Stored records
(begin)
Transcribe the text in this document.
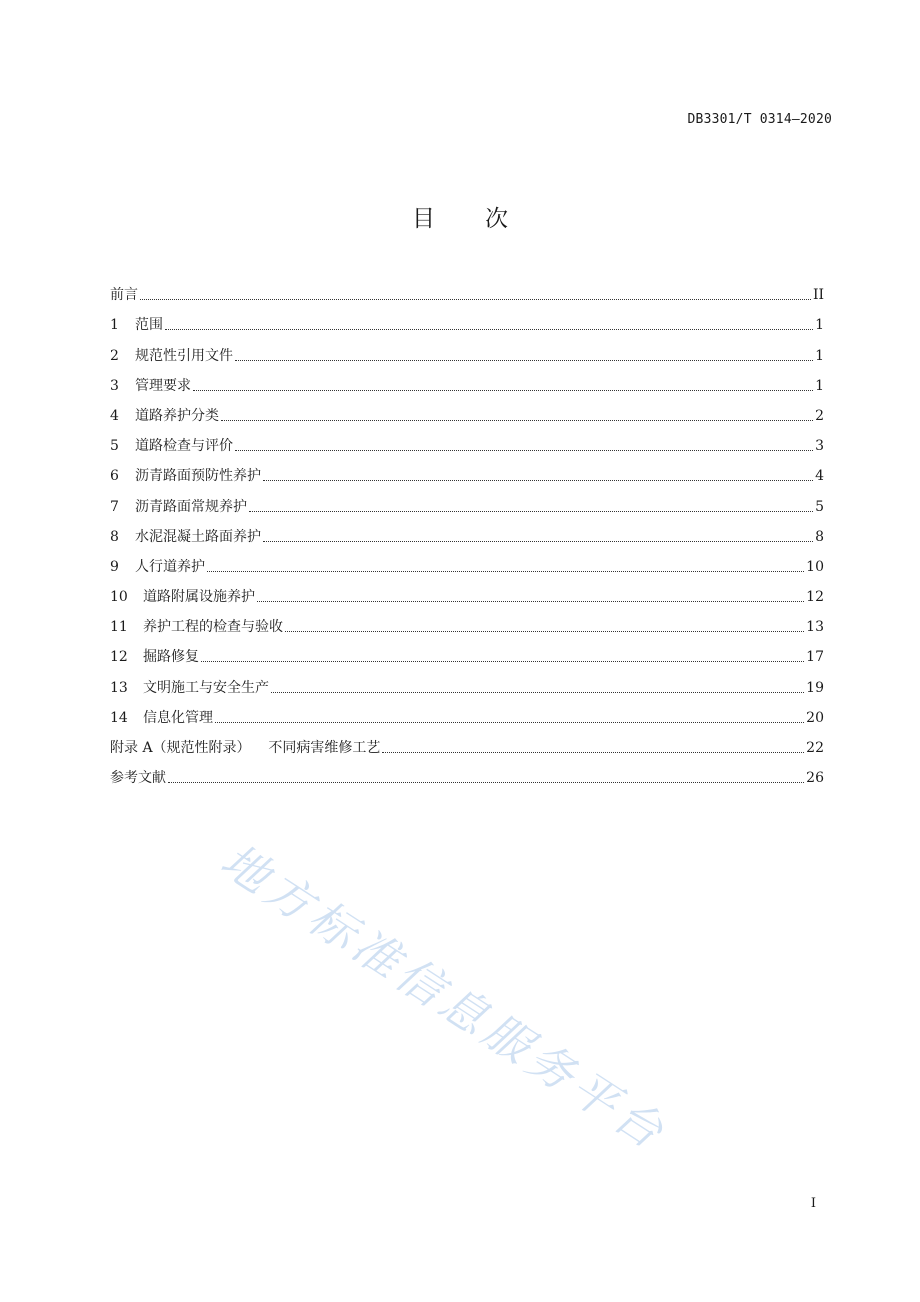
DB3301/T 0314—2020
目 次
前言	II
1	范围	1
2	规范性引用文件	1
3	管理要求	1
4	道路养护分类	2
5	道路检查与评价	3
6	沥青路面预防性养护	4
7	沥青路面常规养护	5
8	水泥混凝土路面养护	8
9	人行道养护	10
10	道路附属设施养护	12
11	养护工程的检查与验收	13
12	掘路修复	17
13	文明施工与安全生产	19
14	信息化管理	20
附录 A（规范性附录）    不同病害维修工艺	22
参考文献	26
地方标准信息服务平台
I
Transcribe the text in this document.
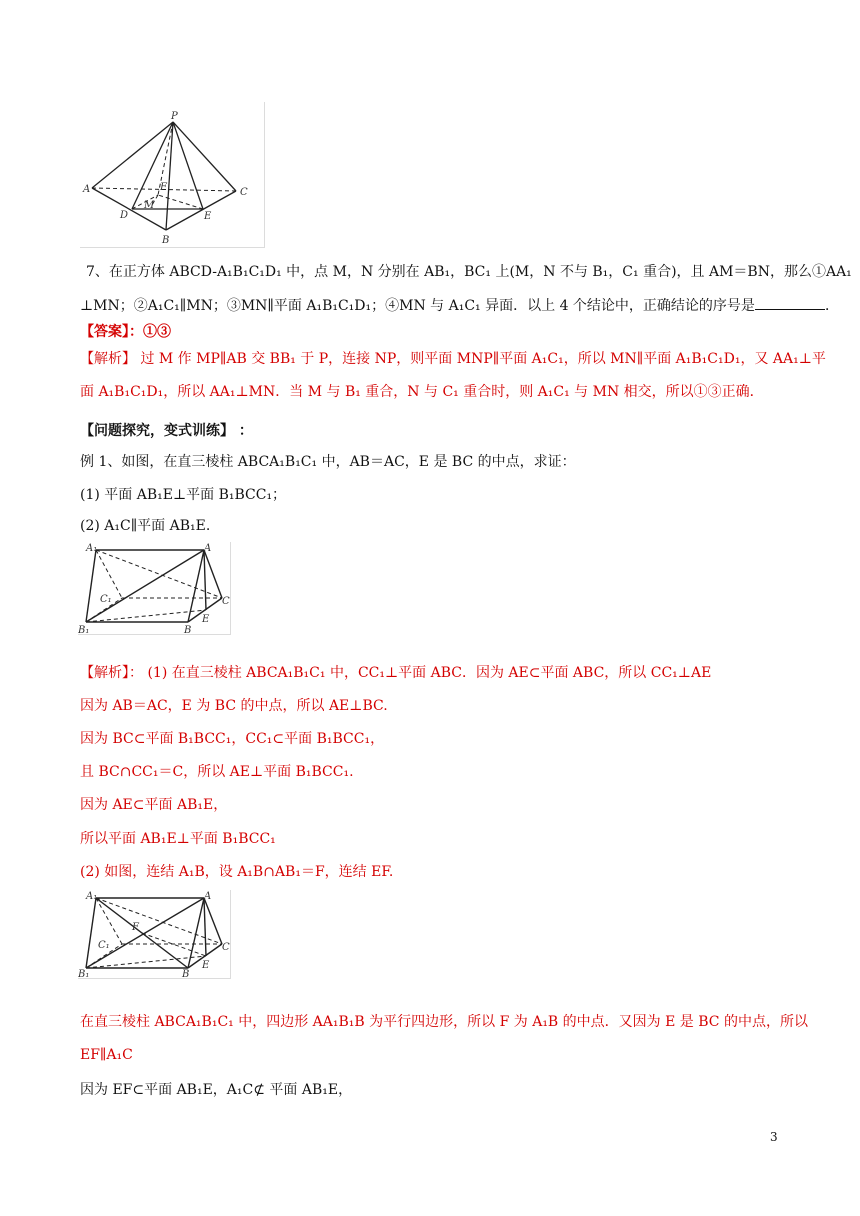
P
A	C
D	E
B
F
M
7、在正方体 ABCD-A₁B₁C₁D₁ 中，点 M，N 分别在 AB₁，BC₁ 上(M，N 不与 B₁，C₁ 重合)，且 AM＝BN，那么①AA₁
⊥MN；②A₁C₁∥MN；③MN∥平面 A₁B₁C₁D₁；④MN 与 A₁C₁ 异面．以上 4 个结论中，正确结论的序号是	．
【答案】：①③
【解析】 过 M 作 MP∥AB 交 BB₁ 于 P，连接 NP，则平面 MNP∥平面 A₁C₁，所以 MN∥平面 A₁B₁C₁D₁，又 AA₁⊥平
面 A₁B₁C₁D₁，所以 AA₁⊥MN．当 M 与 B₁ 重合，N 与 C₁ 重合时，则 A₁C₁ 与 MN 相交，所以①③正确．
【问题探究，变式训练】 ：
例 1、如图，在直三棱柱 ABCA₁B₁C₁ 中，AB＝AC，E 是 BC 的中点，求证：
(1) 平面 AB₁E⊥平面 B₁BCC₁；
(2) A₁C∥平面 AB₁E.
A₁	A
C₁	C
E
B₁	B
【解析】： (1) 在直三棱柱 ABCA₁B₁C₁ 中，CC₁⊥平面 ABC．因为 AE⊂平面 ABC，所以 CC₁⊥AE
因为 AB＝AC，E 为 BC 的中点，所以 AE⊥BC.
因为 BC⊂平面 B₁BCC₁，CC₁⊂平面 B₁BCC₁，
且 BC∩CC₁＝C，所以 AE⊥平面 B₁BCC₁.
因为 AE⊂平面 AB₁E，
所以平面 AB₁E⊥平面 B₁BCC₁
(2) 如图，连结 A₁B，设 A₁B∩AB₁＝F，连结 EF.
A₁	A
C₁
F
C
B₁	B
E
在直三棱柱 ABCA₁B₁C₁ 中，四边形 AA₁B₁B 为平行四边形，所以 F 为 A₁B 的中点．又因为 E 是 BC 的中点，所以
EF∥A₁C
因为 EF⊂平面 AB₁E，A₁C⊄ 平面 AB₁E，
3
(end)
> [BRIEF] Look through the entries above and list every line containing "在直三棱柱".

> [RESULT]
例 1、如图，在直三棱柱 ABCA₁B₁C₁ 中，AB＝AC，E 是 BC 的中点，求证：
【解析】： (1) 在直三棱柱 ABCA₁B₁C₁ 中，CC₁⊥平面 ABC．因为 AE⊂平面 ABC，所以 CC₁⊥AE
在直三棱柱 ABCA₁B₁C₁ 中，四边形 AA₁B₁B 为平行四边形，所以 F 为 A₁B 的中点．又因为 E 是 BC 的中点，所以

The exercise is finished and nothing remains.